Text section ::
TwoFactorMethodRegistry
Class: App\Services\Extension\TwoFactorMethodRegistry
Manages two-factor authentication methods.
Methods
registerMethod(string $slug, string $methodClass): void // class-string<TwoFactorMethodInterface>
getMethods(): array // all registered classes
getAvailableMethods(Container $container): array // instantiated methods
getByModule(string $module): array // filter by module namespace
removeByModule(string $module): void
BackupTargetRegistry
Class: App\Services\Backup\BackupTargetRegistry
Manages backup storage destinations.
Methods
register(string $slug, string $class): void // class-string<BackupTargetInterface>
resolve(?string $slug = null): BackupTargetInterface // falls back to 'local'
availableTargets(): array // array<string, array{label, configured}>
activeSlug(): string
StorageBackendRegistry
Class: App\Services\Storage\StorageBackendRegistry
Manages file storage backends with automatic fallback to local.
Methods
register(string $slug, string $class): void // class-string<StorageBackendInterface>
resolve(?string $slug = null): StorageBackendInterface
availableBackends(): array // array<string, array{label, configured}>
activeSlug(): string
// Read with automatic fallback to local if active backend misses
retrieveWithFallback(string $relativePath): ?string
// URL with automatic fallback to local if active backend misses
urlWithFallback(string $relativePath): string
The built-in fallback means a temporarily unreachable remote backend does not immediately cause missing files — the local store is read instead.
WeatherProviderRegistry
Class: App\Services\Weather\WeatherProviderRegistry
Manages weather data providers.
Methods
register(string $slug, string $class): void // class-string<WeatherProviderInterface>
resolve(?string $slug = null): WeatherProviderInterface
availableProviders(): array // array<string, array{name, requires_api_key}>
activeSlug(): string
PdfRendererRegistry
Class: App\Services\Pdf\PdfRendererRegistry
Manages PDF generation engines (default: DomPDF).
Methods
register(string $slug, string $class): void // class-string<PdfRendererInterface>
resolve(?string $slug = null): PdfRendererInterface
ReportFormatRegistry
Class: App\Services\Report\ReportFormatRegistry
Manages export formats (PDF, CSV, and custom formats).

Recorded information ::
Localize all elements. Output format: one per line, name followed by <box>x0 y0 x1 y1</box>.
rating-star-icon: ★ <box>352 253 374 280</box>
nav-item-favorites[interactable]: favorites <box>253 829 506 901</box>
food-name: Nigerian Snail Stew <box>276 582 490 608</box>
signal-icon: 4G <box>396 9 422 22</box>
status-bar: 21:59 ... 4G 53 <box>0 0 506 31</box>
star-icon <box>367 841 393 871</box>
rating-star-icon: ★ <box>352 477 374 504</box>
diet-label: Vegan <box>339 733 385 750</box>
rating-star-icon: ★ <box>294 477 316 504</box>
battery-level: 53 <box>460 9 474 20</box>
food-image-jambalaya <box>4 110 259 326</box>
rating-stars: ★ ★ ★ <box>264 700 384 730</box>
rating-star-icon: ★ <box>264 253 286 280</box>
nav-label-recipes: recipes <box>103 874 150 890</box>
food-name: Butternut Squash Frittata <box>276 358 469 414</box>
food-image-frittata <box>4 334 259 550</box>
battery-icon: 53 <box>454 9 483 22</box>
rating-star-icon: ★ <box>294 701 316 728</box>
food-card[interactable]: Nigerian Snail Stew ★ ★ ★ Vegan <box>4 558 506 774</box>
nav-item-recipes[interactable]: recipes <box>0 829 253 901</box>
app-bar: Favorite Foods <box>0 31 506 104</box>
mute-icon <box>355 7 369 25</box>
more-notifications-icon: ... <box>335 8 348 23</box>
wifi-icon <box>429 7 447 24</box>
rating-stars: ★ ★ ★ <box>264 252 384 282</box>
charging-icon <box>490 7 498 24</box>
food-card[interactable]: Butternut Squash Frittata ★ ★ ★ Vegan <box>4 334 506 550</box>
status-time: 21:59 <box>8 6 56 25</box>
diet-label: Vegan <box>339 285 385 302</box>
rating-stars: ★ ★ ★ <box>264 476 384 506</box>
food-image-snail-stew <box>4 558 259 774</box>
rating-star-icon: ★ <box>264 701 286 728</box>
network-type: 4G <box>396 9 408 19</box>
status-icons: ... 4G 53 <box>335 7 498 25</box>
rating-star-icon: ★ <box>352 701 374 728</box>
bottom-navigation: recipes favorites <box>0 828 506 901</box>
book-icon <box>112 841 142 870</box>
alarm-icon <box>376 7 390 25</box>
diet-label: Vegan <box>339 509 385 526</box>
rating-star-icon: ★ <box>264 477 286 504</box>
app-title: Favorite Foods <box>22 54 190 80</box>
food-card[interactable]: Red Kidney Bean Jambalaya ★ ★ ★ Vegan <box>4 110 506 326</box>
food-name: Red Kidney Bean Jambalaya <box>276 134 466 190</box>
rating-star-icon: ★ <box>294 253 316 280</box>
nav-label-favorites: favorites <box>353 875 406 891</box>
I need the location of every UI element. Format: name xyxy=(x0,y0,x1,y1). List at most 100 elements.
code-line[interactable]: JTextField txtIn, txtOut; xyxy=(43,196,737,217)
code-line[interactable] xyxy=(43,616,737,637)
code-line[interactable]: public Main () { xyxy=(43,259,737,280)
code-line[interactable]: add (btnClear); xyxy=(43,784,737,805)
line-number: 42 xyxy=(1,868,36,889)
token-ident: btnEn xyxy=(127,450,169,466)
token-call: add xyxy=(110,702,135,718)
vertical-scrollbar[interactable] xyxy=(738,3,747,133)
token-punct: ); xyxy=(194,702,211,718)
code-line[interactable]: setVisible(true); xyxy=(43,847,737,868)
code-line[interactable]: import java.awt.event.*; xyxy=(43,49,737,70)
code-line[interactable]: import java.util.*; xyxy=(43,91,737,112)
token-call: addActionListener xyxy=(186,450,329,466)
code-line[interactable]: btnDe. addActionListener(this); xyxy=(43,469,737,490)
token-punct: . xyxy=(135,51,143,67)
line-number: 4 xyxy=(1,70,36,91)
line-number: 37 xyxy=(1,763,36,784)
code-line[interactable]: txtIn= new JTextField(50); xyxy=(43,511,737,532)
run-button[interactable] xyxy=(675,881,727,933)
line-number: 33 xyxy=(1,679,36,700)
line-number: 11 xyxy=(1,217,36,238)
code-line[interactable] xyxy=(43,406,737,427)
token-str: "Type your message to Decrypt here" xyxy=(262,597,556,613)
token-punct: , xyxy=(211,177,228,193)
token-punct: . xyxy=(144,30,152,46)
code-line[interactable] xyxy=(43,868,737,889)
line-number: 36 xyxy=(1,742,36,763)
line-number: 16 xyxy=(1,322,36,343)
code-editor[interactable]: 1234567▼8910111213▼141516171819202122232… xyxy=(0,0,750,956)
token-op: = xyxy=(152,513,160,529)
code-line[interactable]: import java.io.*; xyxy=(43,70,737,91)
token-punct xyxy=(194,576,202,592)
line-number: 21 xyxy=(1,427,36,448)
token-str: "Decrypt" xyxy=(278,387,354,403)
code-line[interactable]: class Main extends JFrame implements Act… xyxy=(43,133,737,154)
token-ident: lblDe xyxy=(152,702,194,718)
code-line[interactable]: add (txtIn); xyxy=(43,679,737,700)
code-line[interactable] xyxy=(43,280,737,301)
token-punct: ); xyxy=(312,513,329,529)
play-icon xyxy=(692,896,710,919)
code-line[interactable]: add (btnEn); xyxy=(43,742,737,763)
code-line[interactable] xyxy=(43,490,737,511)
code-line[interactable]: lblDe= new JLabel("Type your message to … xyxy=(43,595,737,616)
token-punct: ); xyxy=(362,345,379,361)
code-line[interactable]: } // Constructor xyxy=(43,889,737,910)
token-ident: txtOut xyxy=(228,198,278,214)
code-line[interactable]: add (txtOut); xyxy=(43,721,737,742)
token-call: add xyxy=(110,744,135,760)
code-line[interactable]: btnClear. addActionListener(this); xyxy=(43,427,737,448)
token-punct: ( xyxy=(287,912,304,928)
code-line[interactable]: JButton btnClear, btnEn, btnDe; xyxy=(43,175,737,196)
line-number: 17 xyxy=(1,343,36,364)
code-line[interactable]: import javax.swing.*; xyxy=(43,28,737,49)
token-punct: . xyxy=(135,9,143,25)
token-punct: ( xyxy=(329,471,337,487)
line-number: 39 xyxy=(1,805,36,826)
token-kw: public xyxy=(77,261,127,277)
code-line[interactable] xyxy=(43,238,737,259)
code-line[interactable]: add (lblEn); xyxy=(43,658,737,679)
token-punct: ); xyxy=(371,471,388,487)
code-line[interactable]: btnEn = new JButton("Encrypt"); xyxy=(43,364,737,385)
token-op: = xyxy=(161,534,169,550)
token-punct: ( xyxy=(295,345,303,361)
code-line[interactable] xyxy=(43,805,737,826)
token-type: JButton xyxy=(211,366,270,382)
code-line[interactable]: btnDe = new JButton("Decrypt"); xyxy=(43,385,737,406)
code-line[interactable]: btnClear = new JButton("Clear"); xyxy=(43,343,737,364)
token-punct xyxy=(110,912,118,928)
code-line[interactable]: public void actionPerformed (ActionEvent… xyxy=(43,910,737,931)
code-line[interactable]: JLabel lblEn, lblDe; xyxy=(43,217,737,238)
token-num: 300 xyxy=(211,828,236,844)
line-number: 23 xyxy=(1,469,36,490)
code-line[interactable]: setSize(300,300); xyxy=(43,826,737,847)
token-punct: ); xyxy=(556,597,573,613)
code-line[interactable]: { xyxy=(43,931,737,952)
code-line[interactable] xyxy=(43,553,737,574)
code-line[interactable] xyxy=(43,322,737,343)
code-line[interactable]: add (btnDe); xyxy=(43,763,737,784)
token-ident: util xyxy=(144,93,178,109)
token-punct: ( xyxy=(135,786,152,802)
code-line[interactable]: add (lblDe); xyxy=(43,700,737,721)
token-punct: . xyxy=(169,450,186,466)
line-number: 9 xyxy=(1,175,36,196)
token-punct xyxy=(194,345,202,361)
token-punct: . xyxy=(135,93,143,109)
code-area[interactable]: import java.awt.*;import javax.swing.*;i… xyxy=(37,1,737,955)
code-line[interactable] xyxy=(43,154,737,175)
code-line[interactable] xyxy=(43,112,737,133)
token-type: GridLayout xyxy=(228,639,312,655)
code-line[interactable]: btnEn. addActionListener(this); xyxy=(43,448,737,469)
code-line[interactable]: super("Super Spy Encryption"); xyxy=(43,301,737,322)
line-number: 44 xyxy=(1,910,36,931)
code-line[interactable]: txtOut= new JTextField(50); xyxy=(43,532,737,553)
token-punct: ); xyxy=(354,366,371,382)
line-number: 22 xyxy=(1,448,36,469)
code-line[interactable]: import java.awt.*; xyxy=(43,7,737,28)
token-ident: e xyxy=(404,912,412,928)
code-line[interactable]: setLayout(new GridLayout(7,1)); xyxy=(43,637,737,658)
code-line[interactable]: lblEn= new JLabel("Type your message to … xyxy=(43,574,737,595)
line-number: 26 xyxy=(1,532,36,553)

Try it :: In the registry reference, what is the default PDF generation engine? The data is separate from the registry reference and has nothing to do with it.

Answer section :: DomPDF.